>> Start TASK INPUT

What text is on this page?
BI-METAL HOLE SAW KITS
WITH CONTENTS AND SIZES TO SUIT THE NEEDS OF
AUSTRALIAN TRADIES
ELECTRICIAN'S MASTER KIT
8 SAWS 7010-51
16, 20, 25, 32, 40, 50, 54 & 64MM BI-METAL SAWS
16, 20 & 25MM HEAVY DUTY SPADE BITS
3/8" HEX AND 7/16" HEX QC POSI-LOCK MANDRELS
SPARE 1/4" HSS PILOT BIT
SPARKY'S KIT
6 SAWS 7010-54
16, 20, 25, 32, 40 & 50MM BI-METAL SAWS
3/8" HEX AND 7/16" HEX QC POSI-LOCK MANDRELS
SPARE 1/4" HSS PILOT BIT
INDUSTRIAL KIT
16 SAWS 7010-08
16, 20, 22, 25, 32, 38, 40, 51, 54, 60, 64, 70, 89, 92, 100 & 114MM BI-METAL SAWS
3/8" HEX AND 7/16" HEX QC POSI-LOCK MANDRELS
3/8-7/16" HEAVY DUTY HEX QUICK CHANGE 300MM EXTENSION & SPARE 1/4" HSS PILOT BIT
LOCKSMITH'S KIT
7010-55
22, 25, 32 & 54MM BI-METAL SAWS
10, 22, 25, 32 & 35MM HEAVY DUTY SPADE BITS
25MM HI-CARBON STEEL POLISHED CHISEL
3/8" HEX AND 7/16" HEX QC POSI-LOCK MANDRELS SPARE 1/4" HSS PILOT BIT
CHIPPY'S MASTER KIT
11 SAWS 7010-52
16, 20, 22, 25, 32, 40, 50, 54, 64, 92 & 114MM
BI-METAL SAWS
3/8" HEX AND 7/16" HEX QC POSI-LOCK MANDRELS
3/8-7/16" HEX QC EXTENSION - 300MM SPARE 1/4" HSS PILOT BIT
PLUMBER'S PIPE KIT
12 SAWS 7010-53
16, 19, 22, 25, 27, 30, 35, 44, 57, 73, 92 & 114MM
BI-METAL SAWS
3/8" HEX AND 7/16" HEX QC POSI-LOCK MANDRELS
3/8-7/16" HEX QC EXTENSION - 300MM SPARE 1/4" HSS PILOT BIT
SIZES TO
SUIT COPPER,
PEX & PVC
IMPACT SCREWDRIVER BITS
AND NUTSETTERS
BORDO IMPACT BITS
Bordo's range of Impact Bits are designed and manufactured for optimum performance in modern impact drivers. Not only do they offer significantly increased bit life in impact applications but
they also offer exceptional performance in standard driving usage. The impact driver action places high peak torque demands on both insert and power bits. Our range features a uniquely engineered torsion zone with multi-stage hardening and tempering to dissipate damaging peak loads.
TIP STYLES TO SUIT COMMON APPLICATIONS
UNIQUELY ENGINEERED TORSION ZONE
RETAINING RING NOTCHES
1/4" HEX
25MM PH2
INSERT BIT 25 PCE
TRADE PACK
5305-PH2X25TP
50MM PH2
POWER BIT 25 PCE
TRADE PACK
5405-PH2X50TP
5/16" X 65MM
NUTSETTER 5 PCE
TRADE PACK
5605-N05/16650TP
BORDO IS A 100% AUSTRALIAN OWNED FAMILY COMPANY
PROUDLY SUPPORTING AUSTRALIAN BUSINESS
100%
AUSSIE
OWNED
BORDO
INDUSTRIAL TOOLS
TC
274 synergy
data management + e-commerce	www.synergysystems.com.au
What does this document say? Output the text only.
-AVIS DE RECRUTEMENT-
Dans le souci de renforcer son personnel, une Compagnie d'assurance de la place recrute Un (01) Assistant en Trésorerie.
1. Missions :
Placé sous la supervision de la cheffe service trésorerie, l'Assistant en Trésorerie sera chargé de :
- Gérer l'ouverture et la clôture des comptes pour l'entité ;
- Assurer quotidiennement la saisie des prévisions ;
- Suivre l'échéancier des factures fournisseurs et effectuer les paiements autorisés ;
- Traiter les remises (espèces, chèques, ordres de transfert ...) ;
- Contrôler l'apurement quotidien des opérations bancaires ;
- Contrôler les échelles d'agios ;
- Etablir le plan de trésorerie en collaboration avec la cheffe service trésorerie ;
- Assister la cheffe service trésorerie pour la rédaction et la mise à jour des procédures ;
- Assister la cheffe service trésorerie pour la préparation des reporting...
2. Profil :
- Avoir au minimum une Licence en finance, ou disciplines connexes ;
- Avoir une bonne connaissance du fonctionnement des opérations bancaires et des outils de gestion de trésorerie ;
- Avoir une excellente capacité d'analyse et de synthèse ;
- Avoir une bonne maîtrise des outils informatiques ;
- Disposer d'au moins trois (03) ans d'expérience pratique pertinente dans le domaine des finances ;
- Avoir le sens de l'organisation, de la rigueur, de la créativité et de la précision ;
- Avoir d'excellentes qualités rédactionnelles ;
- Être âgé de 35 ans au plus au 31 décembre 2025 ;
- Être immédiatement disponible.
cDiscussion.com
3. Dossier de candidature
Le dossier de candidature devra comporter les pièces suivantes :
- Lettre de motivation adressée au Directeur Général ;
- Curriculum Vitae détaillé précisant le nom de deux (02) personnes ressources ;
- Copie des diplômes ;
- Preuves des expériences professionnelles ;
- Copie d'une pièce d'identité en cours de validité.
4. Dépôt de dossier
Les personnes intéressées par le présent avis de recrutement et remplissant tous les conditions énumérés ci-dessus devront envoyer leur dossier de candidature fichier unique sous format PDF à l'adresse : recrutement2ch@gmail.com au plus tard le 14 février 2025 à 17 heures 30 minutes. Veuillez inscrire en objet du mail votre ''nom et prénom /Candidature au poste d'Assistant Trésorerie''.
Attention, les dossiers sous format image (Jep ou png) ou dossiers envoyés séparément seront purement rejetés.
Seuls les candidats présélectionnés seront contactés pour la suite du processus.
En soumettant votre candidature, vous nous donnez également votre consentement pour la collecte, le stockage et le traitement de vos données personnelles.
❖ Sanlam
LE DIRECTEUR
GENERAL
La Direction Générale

>> End TASK INPUT

> **WHAT IS NEEDED**
Take the data above and return it exactly.

> **TASK RESULT**
What text is on this page?
BI-METAL HOLE SAW KITS
WITH CONTENTS AND SIZES TO SUIT THE NEEDS OF
AUSTRALIAN TRADIES
ELECTRICIAN'S MASTER KIT
8 SAWS 7010-51
16, 20, 25, 32, 40, 50, 54 & 64MM BI-METAL SAWS
16, 20 & 25MM HEAVY DUTY SPADE BITS
3/8" HEX AND 7/16" HEX QC POSI-LOCK MANDRELS
SPARE 1/4" HSS PILOT BIT
SPARKY'S KIT
6 SAWS 7010-54
16, 20, 25, 32, 40 & 50MM BI-METAL SAWS
3/8" HEX AND 7/16" HEX QC POSI-LOCK MANDRELS
SPARE 1/4" HSS PILOT BIT
INDUSTRIAL KIT
16 SAWS 7010-08
16, 20, 22, 25, 32, 38, 40, 51, 54, 60, 64, 70, 89, 92, 100 & 114MM BI-METAL SAWS
3/8" HEX AND 7/16" HEX QC POSI-LOCK MANDRELS
3/8-7/16" HEAVY DUTY HEX QUICK CHANGE 300MM EXTENSION & SPARE 1/4" HSS PILOT BIT
LOCKSMITH'S KIT
7010-55
22, 25, 32 & 54MM BI-METAL SAWS
10, 22, 25, 32 & 35MM HEAVY DUTY SPADE BITS
25MM HI-CARBON STEEL POLISHED CHISEL
3/8" HEX AND 7/16" HEX QC POSI-LOCK MANDRELS SPARE 1/4" HSS PILOT BIT
CHIPPY'S MASTER KIT
11 SAWS 7010-52
16, 20, 22, 25, 32, 40, 50, 54, 64, 92 & 114MM
BI-METAL SAWS
3/8" HEX AND 7/16" HEX QC POSI-LOCK MANDRELS
3/8-7/16" HEX QC EXTENSION - 300MM SPARE 1/4" HSS PILOT BIT
PLUMBER'S PIPE KIT
12 SAWS 7010-53
16, 19, 22, 25, 27, 30, 35, 44, 57, 73, 92 & 114MM
BI-METAL SAWS
3/8" HEX AND 7/16" HEX QC POSI-LOCK MANDRELS
3/8-7/16" HEX QC EXTENSION - 300MM SPARE 1/4" HSS PILOT BIT
SIZES TO
SUIT COPPER,
PEX & PVC
IMPACT SCREWDRIVER BITS
AND NUTSETTERS
BORDO IMPACT BITS
Bordo's range of Impact Bits are designed and manufactured for optimum performance in modern impact drivers. Not only do they offer significantly increased bit life in impact applications but
they also offer exceptional performance in standard driving usage. The impact driver action places high peak torque demands on both insert and power bits. Our range features a uniquely engineered torsion zone with multi-stage hardening and tempering to dissipate damaging peak loads.
TIP STYLES TO SUIT COMMON APPLICATIONS
UNIQUELY ENGINEERED TORSION ZONE
RETAINING RING NOTCHES
1/4" HEX
25MM PH2
INSERT BIT 25 PCE
TRADE PACK
5305-PH2X25TP
50MM PH2
POWER BIT 25 PCE
TRADE PACK
5405-PH2X50TP
5/16" X 65MM
NUTSETTER 5 PCE
TRADE PACK
5605-N05/16650TP
BORDO IS A 100% AUSTRALIAN OWNED FAMILY COMPANY
PROUDLY SUPPORTING AUSTRALIAN BUSINESS
100%
AUSSIE
OWNED
BORDO
INDUSTRIAL TOOLS
TC
274 synergy
data management + e-commerce	www.synergysystems.com.au
What does this document say? Output the text only.
-AVIS DE RECRUTEMENT-
Dans le souci de renforcer son personnel, une Compagnie d'assurance de la place recrute Un (01) Assistant en Trésorerie.
1. Missions :
Placé sous la supervision de la cheffe service trésorerie, l'Assistant en Trésorerie sera chargé de :
- Gérer l'ouverture et la clôture des comptes pour l'entité ;
- Assurer quotidiennement la saisie des prévisions ;
- Suivre l'échéancier des factures fournisseurs et effectuer les paiements autorisés ;
- Traiter les remises (espèces, chèques, ordres de transfert ...) ;
- Contrôler l'apurement quotidien des opérations bancaires ;
- Contrôler les échelles d'agios ;
- Etablir le plan de trésorerie en collaboration avec la cheffe service trésorerie ;
- Assister la cheffe service trésorerie pour la rédaction et la mise à jour des procédures ;
- Assister la cheffe service trésorerie pour la préparation des reporting...
2. Profil :
- Avoir au minimum une Licence en finance, ou disciplines connexes ;
- Avoir une bonne connaissance du fonctionnement des opérations bancaires et des outils de gestion de trésorerie ;
- Avoir une excellente capacité d'analyse et de synthèse ;
- Avoir une bonne maîtrise des outils informatiques ;
- Disposer d'au moins trois (03) ans d'expérience pratique pertinente dans le domaine des finances ;
- Avoir le sens de l'organisation, de la rigueur, de la créativité et de la précision ;
- Avoir d'excellentes qualités rédactionnelles ;
- Être âgé de 35 ans au plus au 31 décembre 2025 ;
- Être immédiatement disponible.
cDiscussion.com
3. Dossier de candidature
Le dossier de candidature devra comporter les pièces suivantes :
- Lettre de motivation adressée au Directeur Général ;
- Curriculum Vitae détaillé précisant le nom de deux (02) personnes ressources ;
- Copie des diplômes ;
- Preuves des expériences professionnelles ;
- Copie d'une pièce d'identité en cours de validité.
4. Dépôt de dossier
Les personnes intéressées par le présent avis de recrutement et remplissant tous les conditions énumérés ci-dessus devront envoyer leur dossier de candidature fichier unique sous format PDF à l'adresse : recrutement2ch@gmail.com au plus tard le 14 février 2025 à 17 heures 30 minutes. Veuillez inscrire en objet du mail votre ''nom et prénom /Candidature au poste d'Assistant Trésorerie''.
Attention, les dossiers sous format image (Jep ou png) ou dossiers envoyés séparément seront purement rejetés.
Seuls les candidats présélectionnés seront contactés pour la suite du processus.
En soumettant votre candidature, vous nous donnez également votre consentement pour la collecte, le stockage et le traitement de vos données personnelles.
❖ Sanlam
LE DIRECTEUR
GENERAL
La Direction Générale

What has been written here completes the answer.